--- Start EXTRACT ---

Under the Radar Member
I, too, am wondering why ice cream is such a big deal... (hiding the pint behind m back very quietly...)

No, really... ice cream s not a deal-breaker.
 

Ohiogal

Queen Bee
I, too, am wondering why ice cream is such a big deal... (hiding the pint behind m back very quietly...)

No, really... ice cream s not a deal-breaker.
I could see if you were feeding the child chunky monkey or something like that and the child was only three months old that that could be a problem but vanilla ice cream or a creamy milkshake is not a big deal.
 

gam

Senior Member
I could see if you were feeding the child chunky monkey or something like that and the child was only three months old that that could be a problem but vanilla ice cream or a creamy milkshake is not a big deal.
Just had bday party for my one daughter's 9 year old, she has a 3 month baby, and I tried to give him ice cream. Everybody had a fit at me, I'm like what is the big deal, I was just going to give him a taste, not the whole carton. LOL, I did it with all 3 of my kids, and my 3 other grandchildren and I am pretty positive I did it in front of both of my daughters. I know I've also done it with a taste of whip cream to.

--- End EXTRACT ---

* [EXERCISE SET]
A. Answer these questions about the forum thread on giving ice cream to a baby:
(i) What title is shown under the name Ohiogal?
(ii) What ice cream is given as an example of something that could be a problem for a three-month-old?
(iii) In gam's post, how old was the grandchild whose birthday party it was?
B. Write out the run of records word for word, starting at its first line and ending at the line that contains "656, 668, 671]".

--- Start DATASET RECORDS ---

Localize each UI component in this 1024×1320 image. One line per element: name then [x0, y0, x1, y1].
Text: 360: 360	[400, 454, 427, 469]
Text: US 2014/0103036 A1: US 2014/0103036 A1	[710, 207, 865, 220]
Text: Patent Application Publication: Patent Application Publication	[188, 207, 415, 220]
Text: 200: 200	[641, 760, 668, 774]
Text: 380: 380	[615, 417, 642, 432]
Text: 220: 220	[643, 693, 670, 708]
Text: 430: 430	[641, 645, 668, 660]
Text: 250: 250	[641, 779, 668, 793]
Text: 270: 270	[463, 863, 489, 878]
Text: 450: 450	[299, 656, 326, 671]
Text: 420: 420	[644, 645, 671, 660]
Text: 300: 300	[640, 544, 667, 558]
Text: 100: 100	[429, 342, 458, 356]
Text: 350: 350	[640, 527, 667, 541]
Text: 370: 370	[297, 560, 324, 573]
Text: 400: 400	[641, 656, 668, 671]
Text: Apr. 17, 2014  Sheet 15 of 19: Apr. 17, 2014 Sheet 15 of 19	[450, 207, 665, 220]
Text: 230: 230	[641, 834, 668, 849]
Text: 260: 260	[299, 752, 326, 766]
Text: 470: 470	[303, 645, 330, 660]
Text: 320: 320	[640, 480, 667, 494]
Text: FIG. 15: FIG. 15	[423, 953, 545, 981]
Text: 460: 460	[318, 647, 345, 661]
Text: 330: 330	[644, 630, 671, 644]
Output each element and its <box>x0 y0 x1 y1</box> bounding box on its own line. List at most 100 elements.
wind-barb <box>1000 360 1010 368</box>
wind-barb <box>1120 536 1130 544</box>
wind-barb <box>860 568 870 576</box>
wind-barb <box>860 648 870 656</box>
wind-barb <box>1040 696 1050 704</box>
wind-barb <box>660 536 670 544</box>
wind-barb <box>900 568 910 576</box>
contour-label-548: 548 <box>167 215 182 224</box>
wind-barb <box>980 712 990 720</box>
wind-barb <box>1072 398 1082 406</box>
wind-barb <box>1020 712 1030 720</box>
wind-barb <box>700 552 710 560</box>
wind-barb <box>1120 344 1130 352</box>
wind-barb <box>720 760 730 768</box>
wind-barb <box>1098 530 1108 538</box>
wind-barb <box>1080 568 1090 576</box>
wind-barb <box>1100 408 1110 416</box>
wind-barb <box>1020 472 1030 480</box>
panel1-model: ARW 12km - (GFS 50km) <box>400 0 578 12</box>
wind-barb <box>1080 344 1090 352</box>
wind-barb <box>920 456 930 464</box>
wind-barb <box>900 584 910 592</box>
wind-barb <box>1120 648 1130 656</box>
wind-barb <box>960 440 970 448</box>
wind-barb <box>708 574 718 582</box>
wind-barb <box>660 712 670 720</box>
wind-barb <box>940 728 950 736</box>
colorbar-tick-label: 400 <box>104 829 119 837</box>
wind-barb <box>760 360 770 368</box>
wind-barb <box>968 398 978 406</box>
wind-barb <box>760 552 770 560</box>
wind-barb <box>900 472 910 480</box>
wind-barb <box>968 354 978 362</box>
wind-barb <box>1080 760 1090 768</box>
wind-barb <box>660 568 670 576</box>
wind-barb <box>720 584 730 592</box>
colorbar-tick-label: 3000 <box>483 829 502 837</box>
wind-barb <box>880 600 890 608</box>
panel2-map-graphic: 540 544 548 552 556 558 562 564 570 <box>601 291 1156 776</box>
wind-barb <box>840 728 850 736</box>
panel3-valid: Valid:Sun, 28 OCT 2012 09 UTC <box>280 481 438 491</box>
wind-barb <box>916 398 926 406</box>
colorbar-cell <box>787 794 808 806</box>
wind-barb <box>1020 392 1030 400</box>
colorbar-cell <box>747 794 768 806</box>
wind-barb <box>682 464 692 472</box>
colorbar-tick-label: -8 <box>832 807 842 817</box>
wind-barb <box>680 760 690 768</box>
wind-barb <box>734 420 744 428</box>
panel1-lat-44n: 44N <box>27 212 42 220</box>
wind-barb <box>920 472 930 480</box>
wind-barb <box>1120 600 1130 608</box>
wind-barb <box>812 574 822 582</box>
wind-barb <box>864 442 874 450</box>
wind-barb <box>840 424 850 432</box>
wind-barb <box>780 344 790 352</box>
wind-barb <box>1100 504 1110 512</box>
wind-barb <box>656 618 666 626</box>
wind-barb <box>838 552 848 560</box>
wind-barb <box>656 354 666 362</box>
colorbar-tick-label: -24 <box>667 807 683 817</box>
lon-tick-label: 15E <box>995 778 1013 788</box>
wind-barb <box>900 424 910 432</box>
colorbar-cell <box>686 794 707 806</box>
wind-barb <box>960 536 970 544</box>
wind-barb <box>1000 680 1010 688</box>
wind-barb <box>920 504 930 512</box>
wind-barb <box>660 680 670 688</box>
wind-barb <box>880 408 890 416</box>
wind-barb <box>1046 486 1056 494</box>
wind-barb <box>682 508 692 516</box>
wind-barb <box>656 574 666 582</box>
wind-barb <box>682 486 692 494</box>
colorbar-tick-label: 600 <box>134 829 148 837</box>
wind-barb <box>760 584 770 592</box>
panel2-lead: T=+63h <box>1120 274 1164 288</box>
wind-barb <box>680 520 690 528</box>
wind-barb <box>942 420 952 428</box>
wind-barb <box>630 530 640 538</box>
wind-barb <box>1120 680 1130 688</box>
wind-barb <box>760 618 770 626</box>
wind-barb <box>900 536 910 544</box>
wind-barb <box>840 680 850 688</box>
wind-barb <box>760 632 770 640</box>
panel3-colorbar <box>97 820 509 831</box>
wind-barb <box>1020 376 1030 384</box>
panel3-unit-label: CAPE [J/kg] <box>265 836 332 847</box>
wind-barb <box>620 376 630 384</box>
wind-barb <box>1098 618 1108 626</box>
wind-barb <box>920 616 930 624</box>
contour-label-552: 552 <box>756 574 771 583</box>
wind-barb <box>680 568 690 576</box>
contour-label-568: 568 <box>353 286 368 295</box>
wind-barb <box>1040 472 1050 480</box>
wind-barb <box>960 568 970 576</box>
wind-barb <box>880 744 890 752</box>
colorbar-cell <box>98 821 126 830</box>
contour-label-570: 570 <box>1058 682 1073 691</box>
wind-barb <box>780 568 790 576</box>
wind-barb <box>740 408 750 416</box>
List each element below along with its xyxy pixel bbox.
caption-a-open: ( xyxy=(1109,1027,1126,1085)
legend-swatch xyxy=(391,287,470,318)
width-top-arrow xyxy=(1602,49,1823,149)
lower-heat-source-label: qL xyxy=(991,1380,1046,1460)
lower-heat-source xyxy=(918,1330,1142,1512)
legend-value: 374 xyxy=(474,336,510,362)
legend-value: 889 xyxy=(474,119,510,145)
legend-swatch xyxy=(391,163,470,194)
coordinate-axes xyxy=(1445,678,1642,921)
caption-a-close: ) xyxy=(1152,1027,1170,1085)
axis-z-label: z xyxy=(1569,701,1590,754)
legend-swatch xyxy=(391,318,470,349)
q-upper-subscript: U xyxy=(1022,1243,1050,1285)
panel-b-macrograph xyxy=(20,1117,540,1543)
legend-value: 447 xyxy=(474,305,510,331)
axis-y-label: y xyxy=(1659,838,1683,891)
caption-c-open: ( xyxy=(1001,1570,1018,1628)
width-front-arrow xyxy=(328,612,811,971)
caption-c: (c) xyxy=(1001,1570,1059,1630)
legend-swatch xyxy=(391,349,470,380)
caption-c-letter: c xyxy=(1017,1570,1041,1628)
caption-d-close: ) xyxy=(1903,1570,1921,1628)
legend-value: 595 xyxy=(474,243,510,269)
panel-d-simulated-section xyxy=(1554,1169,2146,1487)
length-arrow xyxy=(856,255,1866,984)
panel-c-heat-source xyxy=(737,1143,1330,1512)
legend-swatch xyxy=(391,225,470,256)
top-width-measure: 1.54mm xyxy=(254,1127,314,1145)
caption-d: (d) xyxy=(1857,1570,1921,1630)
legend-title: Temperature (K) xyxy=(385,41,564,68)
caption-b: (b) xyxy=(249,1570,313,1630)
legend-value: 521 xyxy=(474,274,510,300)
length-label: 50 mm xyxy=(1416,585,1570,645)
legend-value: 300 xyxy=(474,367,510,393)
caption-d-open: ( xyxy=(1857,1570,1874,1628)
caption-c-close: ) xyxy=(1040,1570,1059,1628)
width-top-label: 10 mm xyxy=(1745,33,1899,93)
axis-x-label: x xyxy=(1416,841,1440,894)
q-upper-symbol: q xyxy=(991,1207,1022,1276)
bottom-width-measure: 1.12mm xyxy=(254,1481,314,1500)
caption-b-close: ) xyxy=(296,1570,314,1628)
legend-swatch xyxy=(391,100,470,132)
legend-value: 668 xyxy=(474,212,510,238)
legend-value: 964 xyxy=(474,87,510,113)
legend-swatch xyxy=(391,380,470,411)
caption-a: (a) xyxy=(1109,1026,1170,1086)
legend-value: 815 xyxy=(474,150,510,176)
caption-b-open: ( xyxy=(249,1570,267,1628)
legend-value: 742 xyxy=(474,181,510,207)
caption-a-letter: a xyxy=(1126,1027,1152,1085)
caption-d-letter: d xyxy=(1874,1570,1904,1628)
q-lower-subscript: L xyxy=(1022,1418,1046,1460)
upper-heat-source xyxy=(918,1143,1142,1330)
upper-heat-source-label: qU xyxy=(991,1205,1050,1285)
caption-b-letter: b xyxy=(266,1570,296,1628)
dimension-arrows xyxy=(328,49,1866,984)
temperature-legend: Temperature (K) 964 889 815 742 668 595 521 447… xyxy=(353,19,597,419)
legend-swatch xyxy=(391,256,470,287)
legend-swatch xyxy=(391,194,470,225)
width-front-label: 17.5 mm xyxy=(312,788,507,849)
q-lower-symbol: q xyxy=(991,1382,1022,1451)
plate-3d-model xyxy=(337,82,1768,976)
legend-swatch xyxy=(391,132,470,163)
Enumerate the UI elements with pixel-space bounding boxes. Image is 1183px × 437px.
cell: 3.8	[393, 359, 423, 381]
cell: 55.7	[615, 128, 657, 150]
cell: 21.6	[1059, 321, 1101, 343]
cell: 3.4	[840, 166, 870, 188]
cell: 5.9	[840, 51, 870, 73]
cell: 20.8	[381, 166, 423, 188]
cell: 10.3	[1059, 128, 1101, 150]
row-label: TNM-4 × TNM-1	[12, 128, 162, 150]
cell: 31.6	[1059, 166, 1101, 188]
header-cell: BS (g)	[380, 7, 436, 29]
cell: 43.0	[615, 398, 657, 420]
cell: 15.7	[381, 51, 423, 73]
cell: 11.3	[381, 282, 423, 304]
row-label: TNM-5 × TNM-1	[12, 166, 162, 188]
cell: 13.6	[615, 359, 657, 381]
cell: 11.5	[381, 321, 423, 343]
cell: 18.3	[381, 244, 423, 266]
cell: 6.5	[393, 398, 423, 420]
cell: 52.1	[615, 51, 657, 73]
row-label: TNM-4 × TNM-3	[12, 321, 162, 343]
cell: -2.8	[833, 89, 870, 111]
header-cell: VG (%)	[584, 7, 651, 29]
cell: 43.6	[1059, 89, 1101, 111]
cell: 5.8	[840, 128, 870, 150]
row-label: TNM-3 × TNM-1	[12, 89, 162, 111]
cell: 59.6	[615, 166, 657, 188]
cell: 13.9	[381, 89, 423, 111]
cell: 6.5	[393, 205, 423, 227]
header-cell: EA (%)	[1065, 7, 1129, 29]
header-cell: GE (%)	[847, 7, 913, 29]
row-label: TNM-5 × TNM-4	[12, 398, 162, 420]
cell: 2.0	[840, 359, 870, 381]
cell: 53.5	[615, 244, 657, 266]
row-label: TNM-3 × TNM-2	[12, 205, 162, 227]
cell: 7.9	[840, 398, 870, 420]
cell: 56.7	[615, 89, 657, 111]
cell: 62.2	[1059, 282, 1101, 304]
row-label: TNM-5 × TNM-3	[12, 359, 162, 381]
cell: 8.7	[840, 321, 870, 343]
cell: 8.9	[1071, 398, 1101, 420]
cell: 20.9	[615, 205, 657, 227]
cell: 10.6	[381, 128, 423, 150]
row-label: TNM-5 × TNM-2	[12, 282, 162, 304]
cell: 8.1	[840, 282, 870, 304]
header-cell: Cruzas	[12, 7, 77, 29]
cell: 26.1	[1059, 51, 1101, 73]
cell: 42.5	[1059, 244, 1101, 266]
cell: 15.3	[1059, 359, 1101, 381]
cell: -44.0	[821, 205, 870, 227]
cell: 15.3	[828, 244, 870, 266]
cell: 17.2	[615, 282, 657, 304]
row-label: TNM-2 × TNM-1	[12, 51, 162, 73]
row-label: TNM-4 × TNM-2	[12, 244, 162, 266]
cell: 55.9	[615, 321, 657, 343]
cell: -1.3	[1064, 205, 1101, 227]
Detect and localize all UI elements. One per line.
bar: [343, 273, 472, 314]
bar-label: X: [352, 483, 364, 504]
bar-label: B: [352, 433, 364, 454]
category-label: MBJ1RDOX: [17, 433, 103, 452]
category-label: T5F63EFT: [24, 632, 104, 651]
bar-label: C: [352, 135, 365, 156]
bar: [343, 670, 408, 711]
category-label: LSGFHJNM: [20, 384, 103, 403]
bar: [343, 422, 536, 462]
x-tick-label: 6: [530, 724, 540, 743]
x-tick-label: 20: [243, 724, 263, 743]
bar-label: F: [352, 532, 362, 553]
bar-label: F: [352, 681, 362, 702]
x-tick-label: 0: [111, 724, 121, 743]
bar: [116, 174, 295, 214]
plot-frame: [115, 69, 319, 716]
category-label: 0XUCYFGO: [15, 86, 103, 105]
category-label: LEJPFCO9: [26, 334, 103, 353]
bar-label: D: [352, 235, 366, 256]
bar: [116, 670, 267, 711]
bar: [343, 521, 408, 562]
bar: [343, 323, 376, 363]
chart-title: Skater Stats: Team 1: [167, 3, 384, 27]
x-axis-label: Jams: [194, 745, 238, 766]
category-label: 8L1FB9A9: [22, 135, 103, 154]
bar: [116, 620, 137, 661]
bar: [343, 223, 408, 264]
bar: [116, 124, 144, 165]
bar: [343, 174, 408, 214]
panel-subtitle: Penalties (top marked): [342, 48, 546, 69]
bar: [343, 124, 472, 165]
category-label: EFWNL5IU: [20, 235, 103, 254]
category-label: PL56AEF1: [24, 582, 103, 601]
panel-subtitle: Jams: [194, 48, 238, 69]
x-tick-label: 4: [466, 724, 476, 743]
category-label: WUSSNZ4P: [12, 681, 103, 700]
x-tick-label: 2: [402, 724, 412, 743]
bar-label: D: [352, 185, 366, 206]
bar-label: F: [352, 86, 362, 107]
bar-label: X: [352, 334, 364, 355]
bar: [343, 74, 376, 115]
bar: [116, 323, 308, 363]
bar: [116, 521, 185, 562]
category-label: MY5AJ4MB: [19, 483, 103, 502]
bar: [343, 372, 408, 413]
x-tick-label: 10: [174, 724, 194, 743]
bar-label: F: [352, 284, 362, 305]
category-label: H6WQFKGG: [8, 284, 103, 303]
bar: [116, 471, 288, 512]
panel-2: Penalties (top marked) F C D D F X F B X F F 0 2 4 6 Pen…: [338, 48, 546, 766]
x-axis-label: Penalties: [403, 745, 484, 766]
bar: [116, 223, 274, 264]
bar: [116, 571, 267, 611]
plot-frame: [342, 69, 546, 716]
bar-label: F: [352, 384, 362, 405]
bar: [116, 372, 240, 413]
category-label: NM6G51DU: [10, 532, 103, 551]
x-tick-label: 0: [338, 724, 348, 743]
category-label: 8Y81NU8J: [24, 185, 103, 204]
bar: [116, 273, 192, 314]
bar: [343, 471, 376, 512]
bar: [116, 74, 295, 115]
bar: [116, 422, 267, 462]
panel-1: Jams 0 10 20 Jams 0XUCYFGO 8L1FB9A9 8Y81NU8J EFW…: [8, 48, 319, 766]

--- End DATASET RECORDS ---

* [RESULTS FOR THE EXERCISE]
A.
(i) Queen Bee
(ii) Chunky monkey
(iii) 9 years old

B.
Localize each UI component in this 1024×1320 image. One line per element: name then [x0, y0, x1, y1].
Text: 360: 360	[400, 454, 427, 469]
Text: US 2014/0103036 A1: US 2014/0103036 A1	[710, 207, 865, 220]
Text: Patent Application Publication: Patent Application Publication	[188, 207, 415, 220]
Text: 200: 200	[641, 760, 668, 774]
Text: 380: 380	[615, 417, 642, 432]
Text: 220: 220	[643, 693, 670, 708]
Text: 430: 430	[641, 645, 668, 660]
Text: 250: 250	[641, 779, 668, 793]
Text: 270: 270	[463, 863, 489, 878]
Text: 450: 450	[299, 656, 326, 671]
Text: 420: 420	[644, 645, 671, 660]
Text: 300: 300	[640, 544, 667, 558]
Text: 100: 100	[429, 342, 458, 356]
Text: 350: 350	[640, 527, 667, 541]
Text: 370: 370	[297, 560, 324, 573]
Text: 400: 400	[641, 656, 668, 671]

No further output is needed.